(Recorded data)
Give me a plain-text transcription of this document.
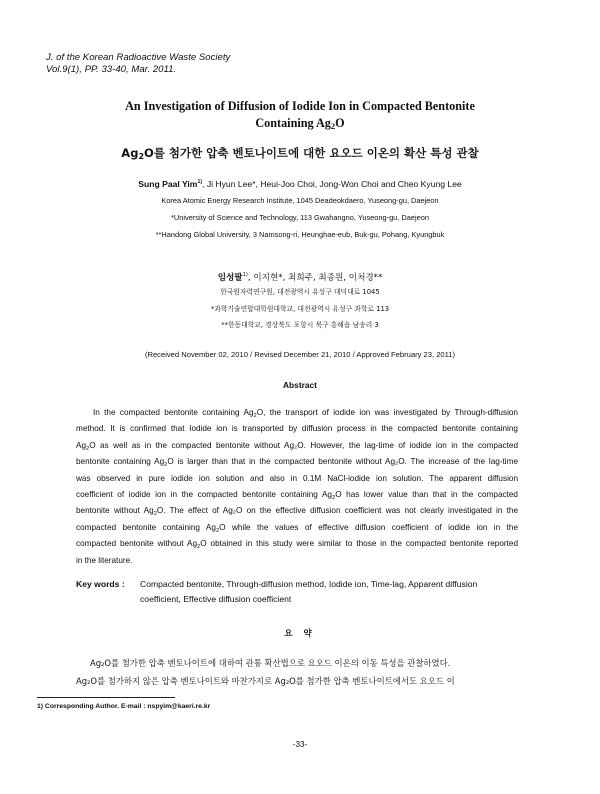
J. of the Korean Radioactive Waste Society
Vol.9(1), PP. 33-40, Mar. 2011.
An Investigation of Diffusion of Iodide Ion in Compacted Bentonite
Containing $Ag_2O$
$Ag_2O$를 첨가한 압축 벤토나이트에 대한 요오드 이온의 확산 특성 관찰
Sung Paal Yim$^{1)}$, Ji Hyun Lee*, Heui-Joo Choi, Jong-Won Choi and Cheo Kyung Lee
Korea Atomic Energy Research Institute, 1045 Deadeokdaero, Yuseong-gu, Daejeon
*University of Science and Technology, 113 Gwahangno, Yuseong-gu, Daejeon
**Handong Global University, 3 Namsong-ri, Heunghae-eub, Buk-gu, Pohang, Kyungbuk
임성팔$^{1)}$, 이지현*, 최희주, 최종원, 이처경**
한국원자력연구원, 대전광역시 유성구 대덕대로 1045
*과학기술연합대학원대학교, 대전광역시 유성구 과학로 113
**한동대학교, 경상북도 포항시 북구 흥해읍 남송리 3
(Received November 02, 2010 / Revised December 21, 2010 / Approved February 23, 2011)
Abstract
In the compacted bentonite containing $Ag_2O$, the transport of iodide ion was investigated by Through-diffusion
method. It is confirmed that Iodide ion is transported by diffusion process in the compacted bentonite containing
$Ag_2O$ as well as in the compacted bentonite without Ag₂O. However, the lag-time of iodide ion in the compacted
bentonite containing $Ag_2O$ is larger than that in the compacted bentonite without Ag₂O. The increase of the lag-time
was observed in pure iodide ion solution and also in 0.1M NaCl-iodide ion solution. The apparent diffusion
coefficient of iodide ion in the compacted bentonite containing $Ag_2O$ has lower value than that in the compacted
bentonite without $Ag_2O$. The effect of Ag₂O on the effective diffusion coefficient was not clearly investigated in the
compacted bentonite containing $Ag_2O$ while the values of effective diffusion coefficient of iodide ion in the
compacted bentonite without $Ag_2O$ obtained in this study were similar to those in the compacted bentonite reported
in the literature.
Key words : Compacted bentonite, Through-diffusion method, Iodide ion, Time-lag, Apparent diffusion
coefficient, Effective diffusion coefficient
요 약
Ag₂O를 첨가한 압축 벤토나이트에 대하여 관통 확산법으로 요오드 이온의 이동 특성을 관찰하였다.
Ag₂O를 첨가하지 않은 압축 벤토나이트와 마찬가지로 Ag₂O를 첨가한 압축 벤토나이트에서도 요오드 이
1) Corresponding Author. E-mail : nspyim@kaeri.re.kr
-33-
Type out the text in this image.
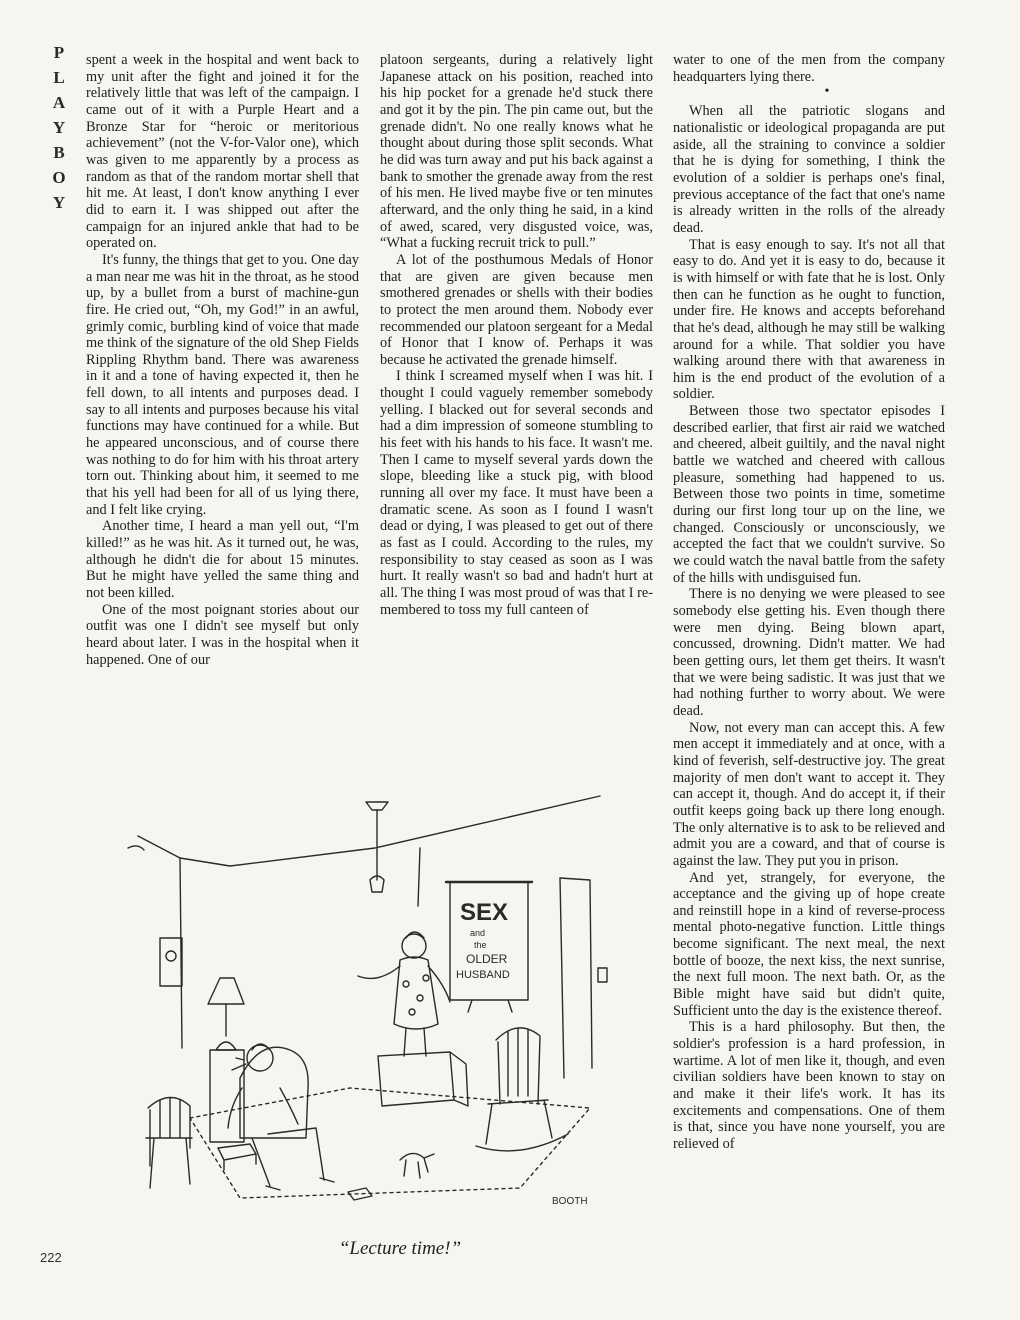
P
L
A
Y
B
O
Y

spent a week in the hospital and went back to my unit after the fight and joined it for the relatively little that was left of the campaign. I came out of it with a Purple Heart and a Bronze Star for “heroic or meritorious achievement” (not the V-for-Valor one), which was given to me apparently by a process as random as that of the random mortar shell that hit me. At least, I don't know anything I ever did to earn it. I was shipped out after the campaign for an injured ankle that had to be operated on.

It's funny, the things that get to you. One day a man near me was hit in the throat, as he stood up, by a bullet from a burst of machine-gun fire. He cried out, “Oh, my God!” in an awful, grimly comic, burbling kind of voice that made me think of the signature of the old Shep Fields Rippling Rhythm band. There was awareness in it and a tone of having expected it, then he fell down, to all intents and purposes dead. I say to all intents and purposes because his vital functions may have continued for a while. But he appeared unconscious, and of course there was nothing to do for him with his throat artery torn out. Thinking about him, it seemed to me that his yell had been for all of us lying there, and I felt like crying.

Another time, I heard a man yell out, “I'm killed!” as he was hit. As it turned out, he was, although he didn't die for about 15 minutes. But he might have yelled the same thing and not been killed.

One of the most poignant stories about our outfit was one I didn't see myself but only heard about later. I was in the hospital when it happened. One of our

platoon sergeants, during a relatively light Japanese attack on his position, reached into his hip pocket for a grenade he'd stuck there and got it by the pin. The pin came out, but the grenade didn't. No one really knows what he thought about during those split seconds. What he did was turn away and put his back against a bank to smother the grenade away from the rest of his men. He lived maybe five or ten minutes afterward, and the only thing he said, in a kind of awed, scared, very disgusted voice, was, “What a fucking recruit trick to pull.”

A lot of the posthumous Medals of Honor that are given are given because men smothered grenades or shells with their bodies to protect the men around them. Nobody ever recommended our platoon sergeant for a Medal of Honor that I know of. Perhaps it was because he activated the grenade himself.

I think I screamed myself when I was hit. I thought I could vaguely remember somebody yelling. I blacked out for several seconds and had a dim impression of someone stumbling to his feet with his hands to his face. It wasn't me. Then I came to myself several yards down the slope, bleeding like a stuck pig, with blood running all over my face. It must have been a dramatic scene. As soon as I found I wasn't dead or dying, I was pleased to get out of there as fast as I could. According to the rules, my responsibility to stay ceased as soon as I was hurt. It really wasn't so bad and hadn't hurt at all. The thing I was most proud of was that I remembered to toss my full canteen of

water to one of the men from the company headquarters lying there.

•

When all the patriotic slogans and nationalistic or ideological propaganda are put aside, all the straining to convince a soldier that he is dying for something, I think the evolution of a soldier is perhaps one's final, previous acceptance of the fact that one's name is already written in the rolls of the already dead.

That is easy enough to say. It's not all that easy to do. And yet it is easy to do, because it is with himself or with fate that he is lost. Only then can he function as he ought to function, under fire. He knows and accepts beforehand that he's dead, although he may still be walking around for a while. That soldier you have walking around there with that awareness in him is the end product of the evolution of a soldier.

Between those two spectator episodes I described earlier, that first air raid we watched and cheered, albeit guiltily, and the naval night battle we watched and cheered with callous pleasure, something had happened to us. Between those two points in time, sometime during our first long tour up on the line, we changed. Consciously or unconsciously, we accepted the fact that we couldn't survive. So we could watch the naval battle from the safety of the hills with undisguised fun.

There is no denying we were pleased to see somebody else getting his. Even though there were men dying. Being blown apart, concussed, drowning. Didn't matter. We had been getting ours, let them get theirs. It wasn't that we were being sadistic. It was just that we had nothing further to worry about. We were dead.

Now, not every man can accept this. A few men accept it immediately and at once, with a kind of feverish, self-destructive joy. The great majority of men don't want to accept it. They can accept it, though. And do accept it, if their outfit keeps going back up there long enough. The only alternative is to ask to be relieved and admit you are a coward, and that of course is against the law. They put you in prison.

And yet, strangely, for everyone, the acceptance and the giving up of hope create and reinstill hope in a kind of reverse-process mental photo-negative function. Little things become significant. The next meal, the next bottle of booze, the next kiss, the next sunrise, the next full moon. The next bath. Or, as the Bible might have said but didn't quite, Sufficient unto the day is the existence thereof.

This is a hard philosophy. But then, the soldier's profession is a hard profession, in wartime. A lot of men like it, though, and even civilian soldiers have been known to stay on and make it their life's work. It has its excitements and compensations. One of them is that, since you have none yourself, you are relieved of

SEX
and
the
OLDER
HUSBAND
BOOTH
“Lecture time!”
222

- YOUR INSTRUCTIONS
Within the listing above, find every line containing the string "University" and return it.

- WRITTEN SOLUTION
*University of Science and Technology, 113 Gwahangno, Yuseong-gu, Daejeon
**Handong Global University, 3 Namsong-ri, Heunghae-eub, Buk-gu, Pohang, Kyungbuk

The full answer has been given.